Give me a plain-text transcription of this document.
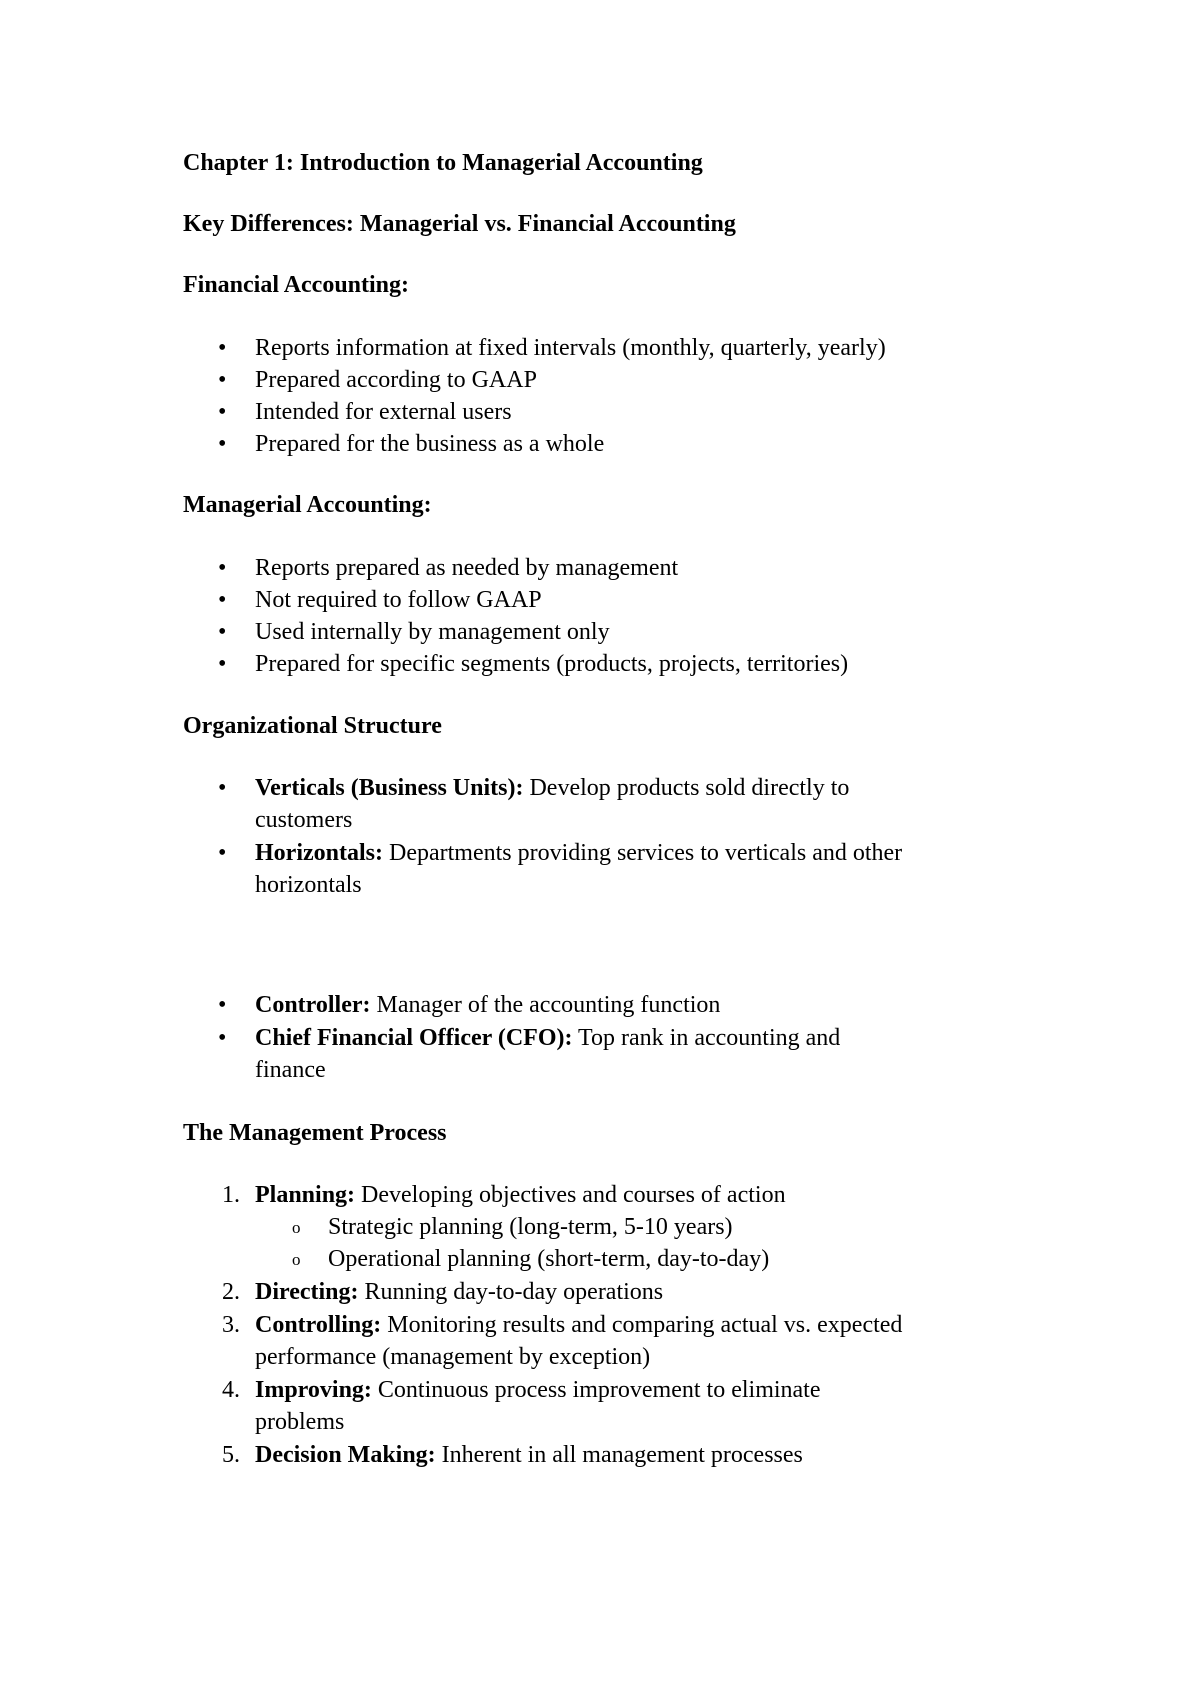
Chapter 1: Introduction to Managerial Accounting
Key Differences: Managerial vs. Financial Accounting
Financial Accounting:
• Reports information at fixed intervals (monthly, quarterly, yearly)
• Prepared according to GAAP
• Intended for external users
• Prepared for the business as a whole
Managerial Accounting:
• Reports prepared as needed by management
• Not required to follow GAAP
• Used internally by management only
• Prepared for specific segments (products, projects, territories)
Organizational Structure
• Verticals (Business Units): Develop products sold directly to
customers
• Horizontals: Departments providing services to verticals and other
horizontals
• Controller: Manager of the accounting function
• Chief Financial Officer (CFO): Top rank in accounting and
finance
The Management Process
1. Planning: Developing objectives and courses of action
o Strategic planning (long-term, 5-10 years)
o Operational planning (short-term, day-to-day)
2. Directing: Running day-to-day operations
3. Controlling: Monitoring results and comparing actual vs. expected
performance (management by exception)
4. Improving: Continuous process improvement to eliminate
problems
5. Decision Making: Inherent in all management processes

Short task
From the data above, copy each line that holds "GAAP".

Answer in full
• Prepared according to GAAP
• Not required to follow GAAP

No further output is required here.